— START ROWS —

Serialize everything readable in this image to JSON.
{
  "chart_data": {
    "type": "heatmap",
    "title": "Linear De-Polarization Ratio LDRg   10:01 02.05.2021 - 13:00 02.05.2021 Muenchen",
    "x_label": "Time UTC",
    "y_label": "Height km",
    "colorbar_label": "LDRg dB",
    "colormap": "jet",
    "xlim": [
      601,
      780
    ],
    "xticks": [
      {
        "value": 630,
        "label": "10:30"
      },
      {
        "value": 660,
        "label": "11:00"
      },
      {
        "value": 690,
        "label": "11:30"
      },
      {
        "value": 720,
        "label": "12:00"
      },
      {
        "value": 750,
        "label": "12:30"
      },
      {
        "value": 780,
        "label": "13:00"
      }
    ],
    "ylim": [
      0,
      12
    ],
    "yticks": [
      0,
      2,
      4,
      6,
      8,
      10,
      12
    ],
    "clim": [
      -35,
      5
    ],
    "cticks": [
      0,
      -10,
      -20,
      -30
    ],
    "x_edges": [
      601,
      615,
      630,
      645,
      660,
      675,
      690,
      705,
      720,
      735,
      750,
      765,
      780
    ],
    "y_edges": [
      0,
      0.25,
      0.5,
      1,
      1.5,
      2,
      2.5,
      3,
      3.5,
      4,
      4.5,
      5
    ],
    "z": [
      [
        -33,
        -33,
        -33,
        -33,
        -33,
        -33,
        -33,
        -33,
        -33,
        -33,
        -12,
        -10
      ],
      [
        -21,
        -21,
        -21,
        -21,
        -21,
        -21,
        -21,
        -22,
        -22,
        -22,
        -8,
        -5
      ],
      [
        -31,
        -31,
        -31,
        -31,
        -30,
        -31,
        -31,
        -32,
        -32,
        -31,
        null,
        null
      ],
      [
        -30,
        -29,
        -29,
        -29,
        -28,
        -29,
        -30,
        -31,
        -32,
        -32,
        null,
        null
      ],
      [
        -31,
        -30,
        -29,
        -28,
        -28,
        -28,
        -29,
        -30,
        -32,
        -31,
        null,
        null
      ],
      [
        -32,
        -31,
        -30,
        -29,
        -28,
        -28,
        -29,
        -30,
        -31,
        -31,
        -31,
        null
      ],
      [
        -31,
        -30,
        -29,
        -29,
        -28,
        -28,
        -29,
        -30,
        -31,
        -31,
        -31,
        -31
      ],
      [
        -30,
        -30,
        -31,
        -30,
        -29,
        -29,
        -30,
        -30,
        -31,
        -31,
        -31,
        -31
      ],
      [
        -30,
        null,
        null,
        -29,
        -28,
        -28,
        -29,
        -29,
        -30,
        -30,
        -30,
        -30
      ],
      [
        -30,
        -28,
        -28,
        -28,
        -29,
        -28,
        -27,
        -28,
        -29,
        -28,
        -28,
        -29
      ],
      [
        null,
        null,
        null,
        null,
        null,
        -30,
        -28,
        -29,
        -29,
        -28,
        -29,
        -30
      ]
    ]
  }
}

— END ROWS —

• **PROBLEM TO SOLVE**
Print every record above exactly as written.

• **RESULT OF THIS EXERCISE**
Serialize everything readable in this image to JSON.
{
  "chart_data": {
    "type": "heatmap",
    "title": "Linear De-Polarization Ratio LDRg   10:01 02.05.2021 - 13:00 02.05.2021 Muenchen",
    "x_label": "Time UTC",
    "y_label": "Height km",
    "colorbar_label": "LDRg dB",
    "colormap": "jet",
    "xlim": [
      601,
      780
    ],
    "xticks": [
      {
        "value": 630,
        "label": "10:30"
      },
      {
        "value": 660,
        "label": "11:00"
      },
      {
        "value": 690,
        "label": "11:30"
      },
      {
        "value": 720,
        "label": "12:00"
      },
      {
        "value": 750,
        "label": "12:30"
      },
      {
        "value": 780,
        "label": "13:00"
      }
    ],
    "ylim": [
      0,
      12
    ],
    "yticks": [
      0,
      2,
      4,
      6,
      8,
      10,
      12
    ],
    "clim": [
      -35,
      5
    ],
    "cticks": [
      0,
      -10,
      -20,
      -30
    ],
    "x_edges": [
      601,
      615,
      630,
      645,
      660,
      675,
      690,
      705,
      720,
      735,
      750,
      765,
      780
    ],
    "y_edges": [
      0,
      0.25,
      0.5,
      1,
      1.5,
      2,
      2.5,
      3,
      3.5,
      4,
      4.5,
      5
    ],
    "z": [
      [
        -33,
        -33,
        -33,
        -33,
        -33,
        -33,
        -33,
        -33,
        -33,
        -33,
        -12,
        -10
      ],
      [
        -21,
        -21,
        -21,
        -21,
        -21,
        -21,
        -21,
        -22,
        -22,
        -22,
        -8,
        -5
      ],
      [
        -31,
        -31,
        -31,
        -31,
        -30,
        -31,
        -31,
        -32,
        -32,
        -31,
        null,
        null
      ],
      [
        -30,
        -29,
        -29,
        -29,
        -28,
        -29,
        -30,
        -31,
        -32,
        -32,
        null,
        null
      ],
      [
        -31,
        -30,
        -29,
        -28,
        -28,
        -28,
        -29,
        -30,
        -32,
        -31,
        null,
        null
      ],
      [
        -32,
        -31,
        -30,
        -29,
        -28,
        -28,
        -29,
        -30,
        -31,
        -31,
        -31,
        null
      ],
      [
        -31,
        -30,
        -29,
        -29,
        -28,
        -28,
        -29,
        -30,
        -31,
        -31,
        -31,
        -31
      ],
      [
        -30,
        -30,
        -31,
        -30,
        -29,
        -29,
        -30,
        -30,
        -31,
        -31,
        -31,
        -31
      ],
      [
        -30,
        null,
        null,
        -29,
        -28,
        -28,
        -29,
        -29,
        -30,
        -30,
        -30,
        -30
      ],
      [
        -30,
        -28,
        -28,
        -28,
        -29,
        -28,
        -27,
        -28,
        -29,
        -28,
        -28,
        -29
      ],
      [
        null,
        null,
        null,
        null,
        null,
        -30,
        -28,
        -29,
        -29,
        -28,
        -29,
        -30
      ]
    ]
  }
}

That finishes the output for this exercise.